-- WHAT TO DO --
Lines containing the word "this" should be extracted in full.

::: DATA EXCERPTS :::

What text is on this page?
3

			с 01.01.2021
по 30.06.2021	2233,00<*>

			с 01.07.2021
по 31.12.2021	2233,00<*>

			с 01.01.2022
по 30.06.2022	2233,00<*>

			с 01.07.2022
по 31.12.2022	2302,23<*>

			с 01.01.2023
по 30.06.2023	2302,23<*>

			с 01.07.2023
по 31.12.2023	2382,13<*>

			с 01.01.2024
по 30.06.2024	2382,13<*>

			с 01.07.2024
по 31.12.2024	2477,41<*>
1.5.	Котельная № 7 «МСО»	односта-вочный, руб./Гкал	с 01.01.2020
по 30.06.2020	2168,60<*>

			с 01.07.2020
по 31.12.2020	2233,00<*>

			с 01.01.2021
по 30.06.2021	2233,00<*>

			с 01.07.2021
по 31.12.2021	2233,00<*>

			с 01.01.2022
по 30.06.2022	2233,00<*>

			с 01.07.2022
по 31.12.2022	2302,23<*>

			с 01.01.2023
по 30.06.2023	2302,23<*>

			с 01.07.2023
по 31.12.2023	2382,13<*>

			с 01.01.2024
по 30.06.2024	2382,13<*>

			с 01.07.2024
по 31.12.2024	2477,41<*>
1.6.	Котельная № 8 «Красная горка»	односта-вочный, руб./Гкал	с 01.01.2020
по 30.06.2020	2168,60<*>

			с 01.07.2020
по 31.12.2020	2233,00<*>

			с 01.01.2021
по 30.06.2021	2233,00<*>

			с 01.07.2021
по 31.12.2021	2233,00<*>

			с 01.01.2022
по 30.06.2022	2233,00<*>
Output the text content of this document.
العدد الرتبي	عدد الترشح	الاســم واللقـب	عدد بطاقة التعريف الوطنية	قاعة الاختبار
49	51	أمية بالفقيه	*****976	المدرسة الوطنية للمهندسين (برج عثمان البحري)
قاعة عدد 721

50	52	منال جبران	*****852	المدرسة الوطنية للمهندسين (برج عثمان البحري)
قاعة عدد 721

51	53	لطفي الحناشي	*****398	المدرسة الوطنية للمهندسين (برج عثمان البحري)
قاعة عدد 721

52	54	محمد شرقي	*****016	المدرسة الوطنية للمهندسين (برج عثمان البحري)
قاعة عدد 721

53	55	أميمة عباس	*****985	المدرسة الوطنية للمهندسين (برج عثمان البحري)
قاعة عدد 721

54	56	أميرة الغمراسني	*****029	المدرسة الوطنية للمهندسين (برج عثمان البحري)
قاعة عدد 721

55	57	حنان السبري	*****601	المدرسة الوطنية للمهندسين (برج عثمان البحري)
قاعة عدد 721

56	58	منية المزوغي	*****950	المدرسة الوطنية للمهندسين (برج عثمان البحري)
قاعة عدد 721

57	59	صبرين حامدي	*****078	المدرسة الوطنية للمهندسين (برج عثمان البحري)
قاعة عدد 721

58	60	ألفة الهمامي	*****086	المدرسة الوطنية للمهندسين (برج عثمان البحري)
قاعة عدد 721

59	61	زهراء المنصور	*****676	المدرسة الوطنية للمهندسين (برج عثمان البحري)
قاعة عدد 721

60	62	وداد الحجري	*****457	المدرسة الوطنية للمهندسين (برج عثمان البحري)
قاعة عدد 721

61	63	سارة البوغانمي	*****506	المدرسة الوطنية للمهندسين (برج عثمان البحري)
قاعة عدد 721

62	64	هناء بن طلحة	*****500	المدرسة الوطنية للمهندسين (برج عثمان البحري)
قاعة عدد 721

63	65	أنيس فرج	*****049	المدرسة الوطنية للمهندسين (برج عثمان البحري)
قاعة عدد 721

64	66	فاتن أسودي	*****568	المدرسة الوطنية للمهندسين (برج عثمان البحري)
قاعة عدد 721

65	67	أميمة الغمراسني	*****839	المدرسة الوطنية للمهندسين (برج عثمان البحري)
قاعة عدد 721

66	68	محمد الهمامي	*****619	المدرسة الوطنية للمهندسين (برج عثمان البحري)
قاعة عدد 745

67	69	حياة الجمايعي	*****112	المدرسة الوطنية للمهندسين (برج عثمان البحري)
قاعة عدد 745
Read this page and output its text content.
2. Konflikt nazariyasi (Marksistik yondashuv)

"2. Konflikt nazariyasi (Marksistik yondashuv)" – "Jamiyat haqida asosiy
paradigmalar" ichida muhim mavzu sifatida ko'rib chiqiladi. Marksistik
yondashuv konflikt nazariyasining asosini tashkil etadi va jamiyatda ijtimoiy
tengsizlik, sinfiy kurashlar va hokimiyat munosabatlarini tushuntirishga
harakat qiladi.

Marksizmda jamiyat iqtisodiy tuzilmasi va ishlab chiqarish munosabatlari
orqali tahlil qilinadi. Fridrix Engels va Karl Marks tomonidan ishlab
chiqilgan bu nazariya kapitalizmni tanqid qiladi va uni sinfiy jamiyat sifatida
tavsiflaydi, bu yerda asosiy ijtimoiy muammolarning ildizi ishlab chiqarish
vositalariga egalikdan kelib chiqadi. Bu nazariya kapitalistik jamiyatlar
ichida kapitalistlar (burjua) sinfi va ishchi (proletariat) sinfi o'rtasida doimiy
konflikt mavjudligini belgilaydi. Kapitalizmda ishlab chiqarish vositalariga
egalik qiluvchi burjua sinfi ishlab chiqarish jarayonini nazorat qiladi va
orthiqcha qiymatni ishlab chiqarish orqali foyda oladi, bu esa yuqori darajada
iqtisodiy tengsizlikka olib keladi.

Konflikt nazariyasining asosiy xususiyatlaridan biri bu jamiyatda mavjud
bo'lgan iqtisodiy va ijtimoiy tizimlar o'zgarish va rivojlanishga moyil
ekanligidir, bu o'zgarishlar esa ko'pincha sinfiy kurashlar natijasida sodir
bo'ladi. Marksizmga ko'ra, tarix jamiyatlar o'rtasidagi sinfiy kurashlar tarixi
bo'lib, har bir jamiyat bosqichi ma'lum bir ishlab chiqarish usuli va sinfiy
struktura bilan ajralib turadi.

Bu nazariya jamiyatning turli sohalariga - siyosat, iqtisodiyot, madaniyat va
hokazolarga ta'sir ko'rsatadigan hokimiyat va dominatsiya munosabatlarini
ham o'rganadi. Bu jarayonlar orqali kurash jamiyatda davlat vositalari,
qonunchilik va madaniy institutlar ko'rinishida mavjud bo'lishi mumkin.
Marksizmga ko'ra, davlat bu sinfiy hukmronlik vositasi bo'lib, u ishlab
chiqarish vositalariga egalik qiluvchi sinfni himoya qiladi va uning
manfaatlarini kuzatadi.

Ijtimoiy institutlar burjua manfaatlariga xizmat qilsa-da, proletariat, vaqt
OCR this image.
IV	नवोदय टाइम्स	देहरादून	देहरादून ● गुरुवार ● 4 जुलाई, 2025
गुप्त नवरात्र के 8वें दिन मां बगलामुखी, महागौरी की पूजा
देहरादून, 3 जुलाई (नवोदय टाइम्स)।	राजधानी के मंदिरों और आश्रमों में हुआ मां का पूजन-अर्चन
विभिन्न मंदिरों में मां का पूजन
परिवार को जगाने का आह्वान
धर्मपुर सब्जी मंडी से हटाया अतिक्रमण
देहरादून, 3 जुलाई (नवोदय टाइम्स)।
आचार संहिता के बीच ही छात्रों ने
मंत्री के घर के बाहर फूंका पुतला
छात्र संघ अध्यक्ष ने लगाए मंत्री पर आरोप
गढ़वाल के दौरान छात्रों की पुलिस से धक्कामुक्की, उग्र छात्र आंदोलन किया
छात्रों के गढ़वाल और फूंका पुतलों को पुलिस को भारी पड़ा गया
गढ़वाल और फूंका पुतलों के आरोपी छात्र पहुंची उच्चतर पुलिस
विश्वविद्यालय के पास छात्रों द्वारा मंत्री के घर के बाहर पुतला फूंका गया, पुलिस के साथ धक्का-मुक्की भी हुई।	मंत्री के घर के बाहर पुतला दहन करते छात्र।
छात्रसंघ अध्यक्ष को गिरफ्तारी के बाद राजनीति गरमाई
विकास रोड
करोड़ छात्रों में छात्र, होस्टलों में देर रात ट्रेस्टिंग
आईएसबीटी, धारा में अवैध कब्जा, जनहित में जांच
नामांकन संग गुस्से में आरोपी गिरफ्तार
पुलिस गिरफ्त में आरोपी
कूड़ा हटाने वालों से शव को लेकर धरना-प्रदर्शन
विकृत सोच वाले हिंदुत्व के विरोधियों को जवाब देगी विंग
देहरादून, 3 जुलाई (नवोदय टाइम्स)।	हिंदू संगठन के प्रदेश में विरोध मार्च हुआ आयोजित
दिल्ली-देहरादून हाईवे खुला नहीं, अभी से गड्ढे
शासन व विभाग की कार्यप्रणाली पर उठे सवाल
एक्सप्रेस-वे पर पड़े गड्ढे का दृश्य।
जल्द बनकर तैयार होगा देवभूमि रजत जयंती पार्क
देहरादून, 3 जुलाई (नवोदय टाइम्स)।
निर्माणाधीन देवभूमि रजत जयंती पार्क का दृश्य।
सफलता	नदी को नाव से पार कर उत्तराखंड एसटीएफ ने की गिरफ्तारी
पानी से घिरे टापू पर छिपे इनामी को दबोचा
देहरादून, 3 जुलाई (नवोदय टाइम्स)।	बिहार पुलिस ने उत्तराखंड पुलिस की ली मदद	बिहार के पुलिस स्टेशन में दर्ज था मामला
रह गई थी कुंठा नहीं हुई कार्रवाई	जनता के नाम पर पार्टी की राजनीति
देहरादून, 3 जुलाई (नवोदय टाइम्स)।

:::

-- OUTPUT BELOW --
What text is on this page?
Output the text content of this document.
Read this page and output its text content.
OCR this image.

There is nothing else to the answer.